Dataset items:
begin
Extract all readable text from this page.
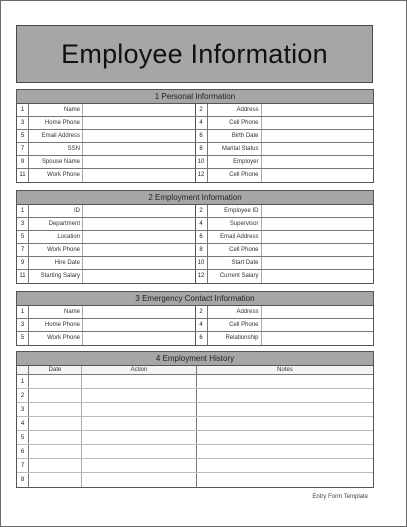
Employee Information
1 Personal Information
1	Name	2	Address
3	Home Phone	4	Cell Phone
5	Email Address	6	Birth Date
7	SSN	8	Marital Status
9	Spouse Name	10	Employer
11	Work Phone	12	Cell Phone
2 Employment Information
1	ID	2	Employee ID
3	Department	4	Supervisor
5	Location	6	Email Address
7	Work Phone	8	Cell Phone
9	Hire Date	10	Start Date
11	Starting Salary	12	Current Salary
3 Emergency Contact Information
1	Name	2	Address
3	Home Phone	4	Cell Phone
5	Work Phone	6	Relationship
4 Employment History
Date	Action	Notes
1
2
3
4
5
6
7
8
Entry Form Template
end
begin
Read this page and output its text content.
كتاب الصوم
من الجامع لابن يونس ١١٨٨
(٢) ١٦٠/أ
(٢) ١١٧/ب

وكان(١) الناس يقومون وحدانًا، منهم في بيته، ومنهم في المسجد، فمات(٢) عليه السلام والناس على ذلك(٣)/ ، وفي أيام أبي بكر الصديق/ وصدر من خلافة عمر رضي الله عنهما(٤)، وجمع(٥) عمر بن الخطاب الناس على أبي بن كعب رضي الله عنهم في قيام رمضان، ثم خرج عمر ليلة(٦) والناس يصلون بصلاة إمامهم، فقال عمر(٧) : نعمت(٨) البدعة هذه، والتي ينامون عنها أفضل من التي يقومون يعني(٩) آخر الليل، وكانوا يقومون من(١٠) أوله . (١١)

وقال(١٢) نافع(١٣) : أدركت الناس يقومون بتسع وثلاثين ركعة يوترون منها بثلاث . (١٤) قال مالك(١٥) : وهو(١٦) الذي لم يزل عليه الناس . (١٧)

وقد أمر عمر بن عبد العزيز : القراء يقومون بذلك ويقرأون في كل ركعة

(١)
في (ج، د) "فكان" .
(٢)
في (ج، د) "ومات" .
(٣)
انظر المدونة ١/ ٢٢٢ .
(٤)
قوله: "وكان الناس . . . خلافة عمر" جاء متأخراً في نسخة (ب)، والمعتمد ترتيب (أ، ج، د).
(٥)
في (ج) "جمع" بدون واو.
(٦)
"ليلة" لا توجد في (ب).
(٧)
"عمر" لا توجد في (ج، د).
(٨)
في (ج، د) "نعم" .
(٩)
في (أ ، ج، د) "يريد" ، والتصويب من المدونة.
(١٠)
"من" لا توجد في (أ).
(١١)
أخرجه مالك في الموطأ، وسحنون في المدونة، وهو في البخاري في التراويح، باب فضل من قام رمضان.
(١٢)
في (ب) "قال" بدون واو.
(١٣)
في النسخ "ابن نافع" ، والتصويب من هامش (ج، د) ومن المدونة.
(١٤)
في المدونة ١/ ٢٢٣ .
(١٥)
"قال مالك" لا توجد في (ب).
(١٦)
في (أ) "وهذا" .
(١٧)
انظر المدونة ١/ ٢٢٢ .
end
begin
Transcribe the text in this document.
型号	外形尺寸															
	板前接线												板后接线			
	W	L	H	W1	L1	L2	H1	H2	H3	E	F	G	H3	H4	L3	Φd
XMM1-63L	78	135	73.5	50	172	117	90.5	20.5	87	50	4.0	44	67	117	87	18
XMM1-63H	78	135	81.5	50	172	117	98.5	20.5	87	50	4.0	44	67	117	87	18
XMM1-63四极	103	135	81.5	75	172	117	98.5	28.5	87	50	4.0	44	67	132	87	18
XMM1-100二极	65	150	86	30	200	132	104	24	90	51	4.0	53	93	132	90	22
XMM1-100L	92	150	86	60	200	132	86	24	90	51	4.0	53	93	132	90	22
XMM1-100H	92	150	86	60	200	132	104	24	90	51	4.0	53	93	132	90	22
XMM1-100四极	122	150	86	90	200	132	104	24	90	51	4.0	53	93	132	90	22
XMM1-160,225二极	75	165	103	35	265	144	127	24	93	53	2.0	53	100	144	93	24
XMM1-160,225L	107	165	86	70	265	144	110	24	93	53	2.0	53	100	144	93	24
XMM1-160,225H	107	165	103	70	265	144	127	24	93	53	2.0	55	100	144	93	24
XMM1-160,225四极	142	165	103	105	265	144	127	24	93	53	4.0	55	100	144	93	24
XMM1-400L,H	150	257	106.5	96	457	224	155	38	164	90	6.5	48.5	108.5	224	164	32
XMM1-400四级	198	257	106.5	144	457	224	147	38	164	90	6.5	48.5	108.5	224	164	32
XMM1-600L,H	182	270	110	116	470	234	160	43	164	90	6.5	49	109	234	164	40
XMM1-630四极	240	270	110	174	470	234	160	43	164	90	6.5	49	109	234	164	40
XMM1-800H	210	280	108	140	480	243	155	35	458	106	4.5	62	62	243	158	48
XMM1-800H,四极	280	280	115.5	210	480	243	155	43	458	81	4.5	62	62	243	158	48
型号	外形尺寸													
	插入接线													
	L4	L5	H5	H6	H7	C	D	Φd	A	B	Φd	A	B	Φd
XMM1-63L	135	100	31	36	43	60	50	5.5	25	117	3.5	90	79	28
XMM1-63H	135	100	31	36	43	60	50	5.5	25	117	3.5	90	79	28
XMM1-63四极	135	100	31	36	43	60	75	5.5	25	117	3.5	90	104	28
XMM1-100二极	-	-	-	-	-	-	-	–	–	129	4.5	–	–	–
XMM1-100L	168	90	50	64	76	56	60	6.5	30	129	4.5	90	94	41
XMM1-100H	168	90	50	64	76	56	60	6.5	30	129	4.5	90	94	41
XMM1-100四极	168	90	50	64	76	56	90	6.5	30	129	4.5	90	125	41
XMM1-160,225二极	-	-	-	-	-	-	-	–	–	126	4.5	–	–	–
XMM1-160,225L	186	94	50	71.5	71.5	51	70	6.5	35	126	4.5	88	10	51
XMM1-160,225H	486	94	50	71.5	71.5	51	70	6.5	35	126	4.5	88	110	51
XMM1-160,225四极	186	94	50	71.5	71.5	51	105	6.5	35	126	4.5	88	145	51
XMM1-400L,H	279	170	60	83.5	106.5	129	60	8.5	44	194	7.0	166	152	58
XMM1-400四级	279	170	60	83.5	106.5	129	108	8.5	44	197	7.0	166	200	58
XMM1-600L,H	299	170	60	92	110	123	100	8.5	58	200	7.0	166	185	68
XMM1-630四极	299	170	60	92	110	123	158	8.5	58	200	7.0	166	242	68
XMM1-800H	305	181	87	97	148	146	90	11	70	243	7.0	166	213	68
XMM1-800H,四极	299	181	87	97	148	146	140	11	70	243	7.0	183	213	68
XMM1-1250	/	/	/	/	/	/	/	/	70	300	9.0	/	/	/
end
Written request:
Across the entries above, how many lines contain "ركعة"? Provide only the count.

Exercise output:
2